Extract every record, keeping each one exactly as it is.

--- begin ---

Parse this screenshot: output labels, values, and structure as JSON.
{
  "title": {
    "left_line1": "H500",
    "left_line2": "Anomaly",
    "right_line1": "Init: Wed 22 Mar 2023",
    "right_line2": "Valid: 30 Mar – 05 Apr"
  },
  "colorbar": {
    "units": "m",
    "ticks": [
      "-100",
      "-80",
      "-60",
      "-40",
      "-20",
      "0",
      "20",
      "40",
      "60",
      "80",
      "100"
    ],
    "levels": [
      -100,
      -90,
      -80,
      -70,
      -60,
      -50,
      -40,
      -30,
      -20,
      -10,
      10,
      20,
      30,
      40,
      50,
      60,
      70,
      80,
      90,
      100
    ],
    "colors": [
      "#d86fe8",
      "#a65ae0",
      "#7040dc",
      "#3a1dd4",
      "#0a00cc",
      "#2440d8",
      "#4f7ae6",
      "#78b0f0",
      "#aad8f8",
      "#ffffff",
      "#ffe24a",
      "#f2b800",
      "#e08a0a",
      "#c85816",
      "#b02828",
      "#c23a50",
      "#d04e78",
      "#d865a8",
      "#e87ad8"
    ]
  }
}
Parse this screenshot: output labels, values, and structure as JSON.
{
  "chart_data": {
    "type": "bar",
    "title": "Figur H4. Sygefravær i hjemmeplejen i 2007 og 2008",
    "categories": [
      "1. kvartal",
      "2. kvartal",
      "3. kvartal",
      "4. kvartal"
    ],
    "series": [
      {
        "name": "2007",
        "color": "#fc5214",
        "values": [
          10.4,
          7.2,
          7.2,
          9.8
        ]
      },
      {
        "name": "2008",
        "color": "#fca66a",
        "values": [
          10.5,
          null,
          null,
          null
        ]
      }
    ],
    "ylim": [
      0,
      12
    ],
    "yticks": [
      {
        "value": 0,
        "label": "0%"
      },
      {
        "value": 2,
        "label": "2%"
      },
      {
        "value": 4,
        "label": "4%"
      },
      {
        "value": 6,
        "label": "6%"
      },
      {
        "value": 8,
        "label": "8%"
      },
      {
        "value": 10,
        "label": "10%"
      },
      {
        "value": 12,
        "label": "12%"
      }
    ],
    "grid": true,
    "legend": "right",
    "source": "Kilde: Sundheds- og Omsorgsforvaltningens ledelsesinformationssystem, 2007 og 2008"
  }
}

--- end ---

Final result
Parse this screenshot: output labels, values, and structure as JSON.
{
  "title": {
    "left_line1": "H500",
    "left_line2": "Anomaly",
    "right_line1": "Init: Wed 22 Mar 2023",
    "right_line2": "Valid: 30 Mar – 05 Apr"
  },
  "colorbar": {
    "units": "m",
    "ticks": [
      "-100",
      "-80",
      "-60",
      "-40",
      "-20",
      "0",
      "20",
      "40",
      "60",
      "80",
      "100"
    ],
    "levels": [
      -100,
      -90,
      -80,
      -70,
      -60,
      -50,
      -40,
      -30,
      -20,
      -10,
      10,
      20,
      30,
      40,
      50,
      60,
      70,
      80,
      90,
      100
    ],
    "colors": [
      "#d86fe8",
      "#a65ae0",
      "#7040dc",
      "#3a1dd4",
      "#0a00cc",
      "#2440d8",
      "#4f7ae6",
      "#78b0f0",
      "#aad8f8",
      "#ffffff",
      "#ffe24a",
      "#f2b800",
      "#e08a0a",
      "#c85816",
      "#b02828",
      "#c23a50",
      "#d04e78",
      "#d865a8",
      "#e87ad8"
    ]
  }
}
Parse this screenshot: output labels, values, and structure as JSON.
{
  "chart_data": {
    "type": "bar",
    "title": "Figur H4. Sygefravær i hjemmeplejen i 2007 og 2008",
    "categories": [
      "1. kvartal",
      "2. kvartal",
      "3. kvartal",
      "4. kvartal"
    ],
    "series": [
      {
        "name": "2007",
        "color": "#fc5214",
        "values": [
          10.4,
          7.2,
          7.2,
          9.8
        ]
      },
      {
        "name": "2008",
        "color": "#fca66a",
        "values": [
          10.5,
          null,
          null,
          null
        ]
      }
    ],
    "ylim": [
      0,
      12
    ],
    "yticks": [
      {
        "value": 0,
        "label": "0%"
      },
      {
        "value": 2,
        "label": "2%"
      },
      {
        "value": 4,
        "label": "4%"
      },
      {
        "value": 6,
        "label": "6%"
      },
      {
        "value": 8,
        "label": "8%"
      },
      {
        "value": 10,
        "label": "10%"
      },
      {
        "value": 12,
        "label": "12%"
      }
    ],
    "grid": true,
    "legend": "right",
    "source": "Kilde: Sundheds- og Omsorgsforvaltningens ledelsesinformationssystem, 2007 og 2008"
  }
}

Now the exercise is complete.